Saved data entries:
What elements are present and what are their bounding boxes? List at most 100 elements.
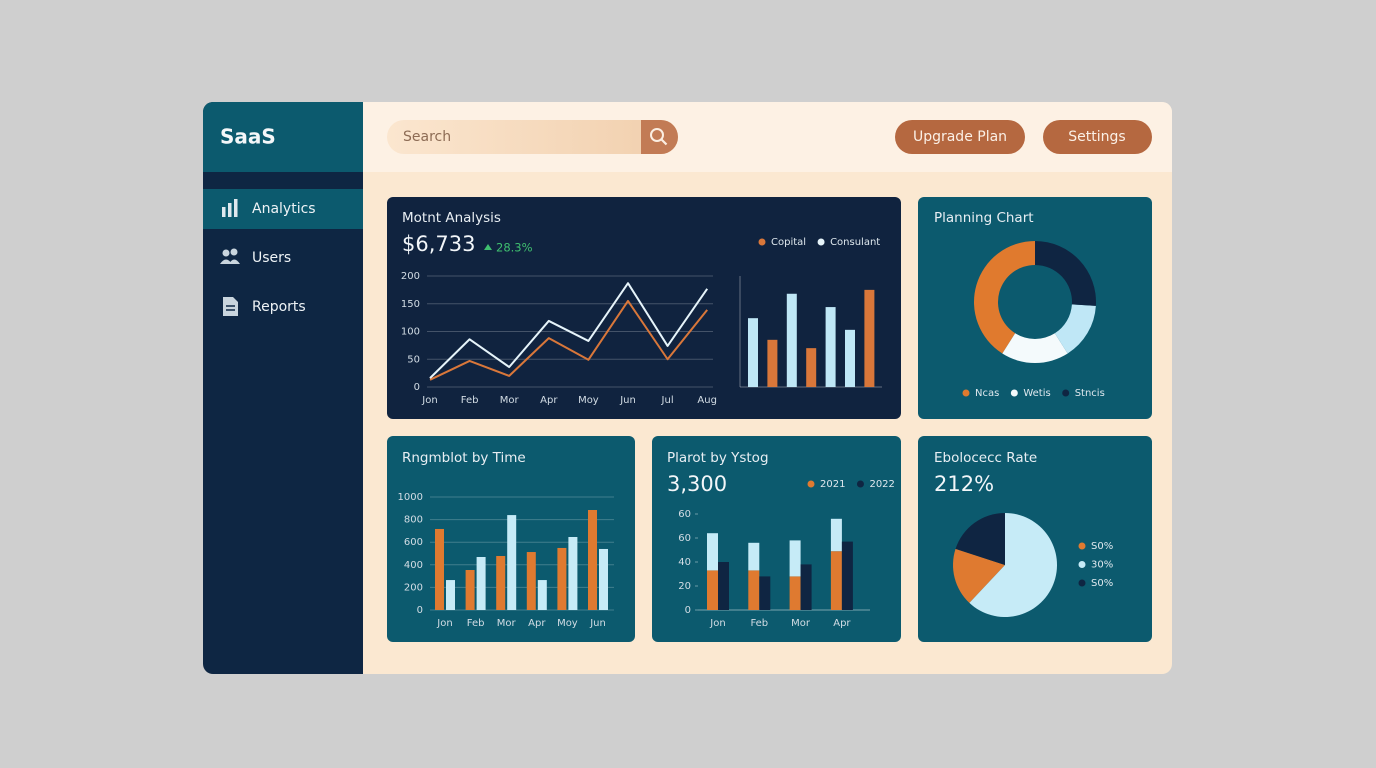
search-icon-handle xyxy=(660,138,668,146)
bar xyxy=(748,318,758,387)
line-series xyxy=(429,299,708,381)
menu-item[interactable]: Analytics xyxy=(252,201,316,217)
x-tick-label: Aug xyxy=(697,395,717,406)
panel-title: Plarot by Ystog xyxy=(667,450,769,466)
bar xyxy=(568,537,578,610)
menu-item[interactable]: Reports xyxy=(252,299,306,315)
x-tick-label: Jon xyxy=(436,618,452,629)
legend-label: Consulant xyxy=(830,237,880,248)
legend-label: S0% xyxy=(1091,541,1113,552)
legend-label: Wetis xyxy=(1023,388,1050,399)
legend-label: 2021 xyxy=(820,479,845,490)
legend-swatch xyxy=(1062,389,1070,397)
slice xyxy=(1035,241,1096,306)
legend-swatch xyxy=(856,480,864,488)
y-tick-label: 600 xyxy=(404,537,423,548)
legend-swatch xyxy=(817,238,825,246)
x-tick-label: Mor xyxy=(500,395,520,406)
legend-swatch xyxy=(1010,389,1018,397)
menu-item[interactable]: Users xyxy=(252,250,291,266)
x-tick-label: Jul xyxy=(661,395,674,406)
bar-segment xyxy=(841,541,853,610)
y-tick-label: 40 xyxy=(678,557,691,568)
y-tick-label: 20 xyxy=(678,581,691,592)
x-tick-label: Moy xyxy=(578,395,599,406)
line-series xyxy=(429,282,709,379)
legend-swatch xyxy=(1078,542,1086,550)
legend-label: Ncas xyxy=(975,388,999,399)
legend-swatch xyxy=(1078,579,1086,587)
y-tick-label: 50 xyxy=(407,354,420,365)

- [EXERCISE AIM]:
Please filter the records above and copy out each line that contains the string "item". Treat the match as case-sensitive.

- [FINAL RESULT]:
menu-item[interactable]: Analytics xyxy=(252,201,316,217)
menu-item[interactable]: Reports xyxy=(252,299,306,315)
menu-item[interactable]: Users xyxy=(252,250,291,266)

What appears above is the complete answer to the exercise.